- [Listed records]:
^^^^

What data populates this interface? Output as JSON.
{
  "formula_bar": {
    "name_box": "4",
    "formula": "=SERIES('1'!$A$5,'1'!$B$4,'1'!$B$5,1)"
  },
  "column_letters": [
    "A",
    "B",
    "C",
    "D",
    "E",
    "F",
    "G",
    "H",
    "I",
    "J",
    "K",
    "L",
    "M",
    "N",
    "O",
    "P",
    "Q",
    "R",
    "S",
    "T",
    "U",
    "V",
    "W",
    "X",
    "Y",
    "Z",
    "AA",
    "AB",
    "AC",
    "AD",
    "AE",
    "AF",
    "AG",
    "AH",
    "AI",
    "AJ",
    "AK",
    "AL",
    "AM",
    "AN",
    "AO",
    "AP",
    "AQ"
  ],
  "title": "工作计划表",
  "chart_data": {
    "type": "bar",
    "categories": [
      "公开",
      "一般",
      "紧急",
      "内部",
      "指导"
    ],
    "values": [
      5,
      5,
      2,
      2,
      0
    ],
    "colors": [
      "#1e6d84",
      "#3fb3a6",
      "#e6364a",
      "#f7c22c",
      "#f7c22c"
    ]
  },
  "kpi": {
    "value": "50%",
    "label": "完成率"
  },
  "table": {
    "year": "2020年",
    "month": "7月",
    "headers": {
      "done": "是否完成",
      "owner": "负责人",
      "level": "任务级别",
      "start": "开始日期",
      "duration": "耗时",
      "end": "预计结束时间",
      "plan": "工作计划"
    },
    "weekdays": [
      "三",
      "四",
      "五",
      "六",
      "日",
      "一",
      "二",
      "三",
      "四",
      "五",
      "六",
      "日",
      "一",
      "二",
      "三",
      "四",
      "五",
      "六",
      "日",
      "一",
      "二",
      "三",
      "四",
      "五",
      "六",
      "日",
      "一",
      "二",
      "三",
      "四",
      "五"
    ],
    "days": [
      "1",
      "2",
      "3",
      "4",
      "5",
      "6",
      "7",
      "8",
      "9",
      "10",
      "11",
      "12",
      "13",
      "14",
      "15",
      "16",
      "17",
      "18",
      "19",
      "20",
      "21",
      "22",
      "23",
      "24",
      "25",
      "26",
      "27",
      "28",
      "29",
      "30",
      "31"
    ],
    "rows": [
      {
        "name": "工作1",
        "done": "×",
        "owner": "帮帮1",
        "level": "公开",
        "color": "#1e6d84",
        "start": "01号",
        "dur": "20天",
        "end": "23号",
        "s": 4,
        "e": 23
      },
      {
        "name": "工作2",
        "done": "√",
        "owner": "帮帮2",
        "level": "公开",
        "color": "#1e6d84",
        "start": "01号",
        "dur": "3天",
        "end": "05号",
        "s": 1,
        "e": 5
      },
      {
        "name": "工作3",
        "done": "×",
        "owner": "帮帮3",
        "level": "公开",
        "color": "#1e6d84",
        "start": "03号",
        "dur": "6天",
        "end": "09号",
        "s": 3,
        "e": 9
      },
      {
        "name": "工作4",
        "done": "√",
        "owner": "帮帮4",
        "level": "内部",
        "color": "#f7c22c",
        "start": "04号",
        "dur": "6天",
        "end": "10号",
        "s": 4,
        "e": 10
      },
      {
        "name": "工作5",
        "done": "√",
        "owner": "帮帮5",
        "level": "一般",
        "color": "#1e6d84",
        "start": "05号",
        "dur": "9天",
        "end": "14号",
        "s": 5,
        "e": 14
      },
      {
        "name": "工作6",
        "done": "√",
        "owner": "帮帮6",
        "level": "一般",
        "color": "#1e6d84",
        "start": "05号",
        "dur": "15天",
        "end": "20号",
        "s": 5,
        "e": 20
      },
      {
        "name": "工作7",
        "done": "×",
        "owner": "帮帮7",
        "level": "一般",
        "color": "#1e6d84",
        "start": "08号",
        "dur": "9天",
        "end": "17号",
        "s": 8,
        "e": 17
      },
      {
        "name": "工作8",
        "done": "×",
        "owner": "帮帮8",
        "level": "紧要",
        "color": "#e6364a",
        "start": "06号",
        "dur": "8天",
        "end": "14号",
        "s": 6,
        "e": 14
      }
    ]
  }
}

^^^^

- [Your goal]: All of the entries above must be quoted exactly.

- [Complete output]:
What data populates this interface? Output as JSON.
{
  "formula_bar": {
    "name_box": "4",
    "formula": "=SERIES('1'!$A$5,'1'!$B$4,'1'!$B$5,1)"
  },
  "column_letters": [
    "A",
    "B",
    "C",
    "D",
    "E",
    "F",
    "G",
    "H",
    "I",
    "J",
    "K",
    "L",
    "M",
    "N",
    "O",
    "P",
    "Q",
    "R",
    "S",
    "T",
    "U",
    "V",
    "W",
    "X",
    "Y",
    "Z",
    "AA",
    "AB",
    "AC",
    "AD",
    "AE",
    "AF",
    "AG",
    "AH",
    "AI",
    "AJ",
    "AK",
    "AL",
    "AM",
    "AN",
    "AO",
    "AP",
    "AQ"
  ],
  "title": "工作计划表",
  "chart_data": {
    "type": "bar",
    "categories": [
      "公开",
      "一般",
      "紧急",
      "内部",
      "指导"
    ],
    "values": [
      5,
      5,
      2,
      2,
      0
    ],
    "colors": [
      "#1e6d84",
      "#3fb3a6",
      "#e6364a",
      "#f7c22c",
      "#f7c22c"
    ]
  },
  "kpi": {
    "value": "50%",
    "label": "完成率"
  },
  "table": {
    "year": "2020年",
    "month": "7月",
    "headers": {
      "done": "是否完成",
      "owner": "负责人",
      "level": "任务级别",
      "start": "开始日期",
      "duration": "耗时",
      "end": "预计结束时间",
      "plan": "工作计划"
    },
    "weekdays": [
      "三",
      "四",
      "五",
      "六",
      "日",
      "一",
      "二",
      "三",
      "四",
      "五",
      "六",
      "日",
      "一",
      "二",
      "三",
      "四",
      "五",
      "六",
      "日",
      "一",
      "二",
      "三",
      "四",
      "五",
      "六",
      "日",
      "一",
      "二",
      "三",
      "四",
      "五"
    ],
    "days": [
      "1",
      "2",
      "3",
      "4",
      "5",
      "6",
      "7",
      "8",
      "9",
      "10",
      "11",
      "12",
      "13",
      "14",
      "15",
      "16",
      "17",
      "18",
      "19",
      "20",
      "21",
      "22",
      "23",
      "24",
      "25",
      "26",
      "27",
      "28",
      "29",
      "30",
      "31"
    ],
    "rows": [
      {
        "name": "工作1",
        "done": "×",
        "owner": "帮帮1",
        "level": "公开",
        "color": "#1e6d84",
        "start": "01号",
        "dur": "20天",
        "end": "23号",
        "s": 4,
        "e": 23
      },
      {
        "name": "工作2",
        "done": "√",
        "owner": "帮帮2",
        "level": "公开",
        "color": "#1e6d84",
        "start": "01号",
        "dur": "3天",
        "end": "05号",
        "s": 1,
        "e": 5
      },
      {
        "name": "工作3",
        "done": "×",
        "owner": "帮帮3",
        "level": "公开",
        "color": "#1e6d84",
        "start": "03号",
        "dur": "6天",
        "end": "09号",
        "s": 3,
        "e": 9
      },
      {
        "name": "工作4",
        "done": "√",
        "owner": "帮帮4",
        "level": "内部",
        "color": "#f7c22c",
        "start": "04号",
        "dur": "6天",
        "end": "10号",
        "s": 4,
        "e": 10
      },
      {
        "name": "工作5",
        "done": "√",
        "owner": "帮帮5",
        "level": "一般",
        "color": "#1e6d84",
        "start": "05号",
        "dur": "9天",
        "end": "14号",
        "s": 5,
        "e": 14
      },
      {
        "name": "工作6",
        "done": "√",
        "owner": "帮帮6",
        "level": "一般",
        "color": "#1e6d84",
        "start": "05号",
        "dur": "15天",
        "end": "20号",
        "s": 5,
        "e": 20
      },
      {
        "name": "工作7",
        "done": "×",
        "owner": "帮帮7",
        "level": "一般",
        "color": "#1e6d84",
        "start": "08号",
        "dur": "9天",
        "end": "17号",
        "s": 8,
        "e": 17
      },
      {
        "name": "工作8",
        "done": "×",
        "owner": "帮帮8",
        "level": "紧要",
        "color": "#e6364a",
        "start": "06号",
        "dur": "8天",
        "end": "14号",
        "s": 6,
        "e": 14
      }
    ]
  }
}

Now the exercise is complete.